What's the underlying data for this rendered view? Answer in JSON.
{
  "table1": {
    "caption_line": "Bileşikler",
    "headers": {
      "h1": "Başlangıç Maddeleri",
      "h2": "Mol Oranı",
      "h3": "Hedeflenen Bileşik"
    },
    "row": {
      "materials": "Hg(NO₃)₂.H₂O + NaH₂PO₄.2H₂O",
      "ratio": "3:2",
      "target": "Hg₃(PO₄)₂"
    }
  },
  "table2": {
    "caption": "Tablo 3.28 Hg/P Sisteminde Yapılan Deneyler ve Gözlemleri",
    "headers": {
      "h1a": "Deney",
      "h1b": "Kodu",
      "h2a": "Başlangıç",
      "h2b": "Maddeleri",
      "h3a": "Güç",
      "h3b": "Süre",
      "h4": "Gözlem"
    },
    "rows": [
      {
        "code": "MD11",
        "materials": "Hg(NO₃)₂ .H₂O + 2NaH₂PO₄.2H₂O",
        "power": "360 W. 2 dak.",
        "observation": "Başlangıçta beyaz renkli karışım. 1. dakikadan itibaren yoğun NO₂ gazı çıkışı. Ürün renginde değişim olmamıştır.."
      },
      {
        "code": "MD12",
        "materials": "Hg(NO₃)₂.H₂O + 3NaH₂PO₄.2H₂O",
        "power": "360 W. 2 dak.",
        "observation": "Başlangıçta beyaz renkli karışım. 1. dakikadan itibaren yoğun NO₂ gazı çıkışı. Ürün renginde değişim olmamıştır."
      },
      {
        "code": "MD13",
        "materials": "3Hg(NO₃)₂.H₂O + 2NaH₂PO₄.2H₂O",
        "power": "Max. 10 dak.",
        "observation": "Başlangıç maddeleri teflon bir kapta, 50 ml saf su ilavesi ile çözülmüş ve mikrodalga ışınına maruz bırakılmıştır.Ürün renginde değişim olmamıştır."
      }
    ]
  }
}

★ ★ ★ ★

Go through the listing above and list every line that has the word "olmamıştır".

◆ RESPONSE
        "observation": "Başlangıçta beyaz renkli karışım. 1. dakikadan itibaren yoğun NO₂ gazı çıkışı. Ürün renginde değişim olmamıştır.."
        "observation": "Başlangıçta beyaz renkli karışım. 1. dakikadan itibaren yoğun NO₂ gazı çıkışı. Ürün renginde değişim olmamıştır."
        "observation": "Başlangıç maddeleri teflon bir kapta, 50 ml saf su ilavesi ile çözülmüş ve mikrodalga ışınına maruz bırakılmıştır.Ürün renginde değişim olmamıştır."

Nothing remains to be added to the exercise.